Check every line below for the string "published", and copy the lines that contain it.

## BEGIN

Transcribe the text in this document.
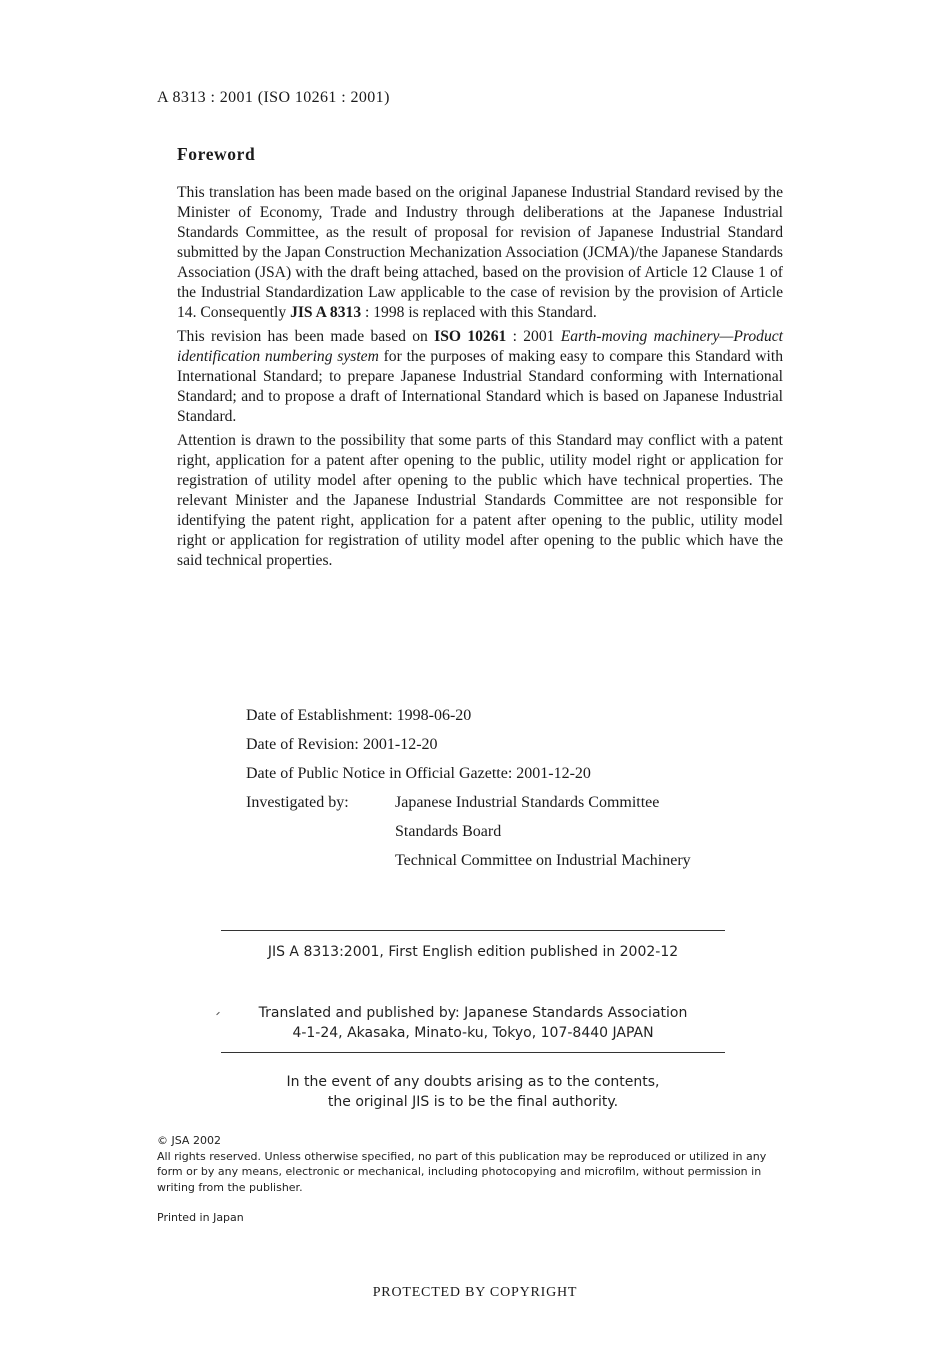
A 8313 : 2001 (ISO 10261 : 2001)
Foreword

This translation has been made based on the original Japanese Industrial Standard revised by the Minister of Economy, Trade and Industry through deliberations at the Japanese Industrial Standards Committee, as the result of proposal for revision of Japanese Industrial Standard submitted by the Japan Construction Mechanization Association (JCMA)/the Japanese Standards Association (JSA) with the draft being attached, based on the provision of Article 12 Clause 1 of the Industrial Standardization Law applicable to the case of revision by the provision of Article 14. Consequently JIS A 8313 : 1998 is replaced with this Standard.

This revision has been made based on ISO 10261 : 2001 Earth-moving machinery—Product identification numbering system for the purposes of making easy to compare this Standard with International Standard; to prepare Japanese Industrial Standard conforming with International Standard; and to propose a draft of International Standard which is based on Japanese Industrial Standard.

Attention is drawn to the possibility that some parts of this Standard may conflict with a patent right, application for a patent after opening to the public, utility model right or application for registration of utility model after opening to the public which have technical properties. The relevant Minister and the Japanese Industrial Standards Committee are not responsible for identifying the patent right, application for a patent after opening to the public, utility model right or application for registration of utility model after opening to the public which have the said technical properties.

Date of Establishment: 1998-06-20
Date of Revision: 2001-12-20
Date of Public Notice in Official Gazette: 2001-12-20
Investigated by:	Japanese Industrial Standards Committee
Standards Board
Technical Committee on Industrial Machinery
JIS A 8313:2001, First English edition published in 2002-12
Translated and published by: Japanese Standards Association
4-1-24, Akasaka, Minato-ku, Tokyo, 107-8440 JAPAN
In the event of any doubts arising as to the contents,
the original JIS is to be the final authority.
© JSA 2002
All rights reserved. Unless otherwise specified, no part of this publication may be reproduced or utilized in any form or by any means, electronic or mechanical, including photocopying and microfilm, without permission in writing from the publisher.
Printed in Japan
PROTECTED BY COPYRIGHT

## END

EXERCISE OUTPUT:
JIS A 8313:2001, First English edition published in 2002-12
Translated and published by: Japanese Standards Association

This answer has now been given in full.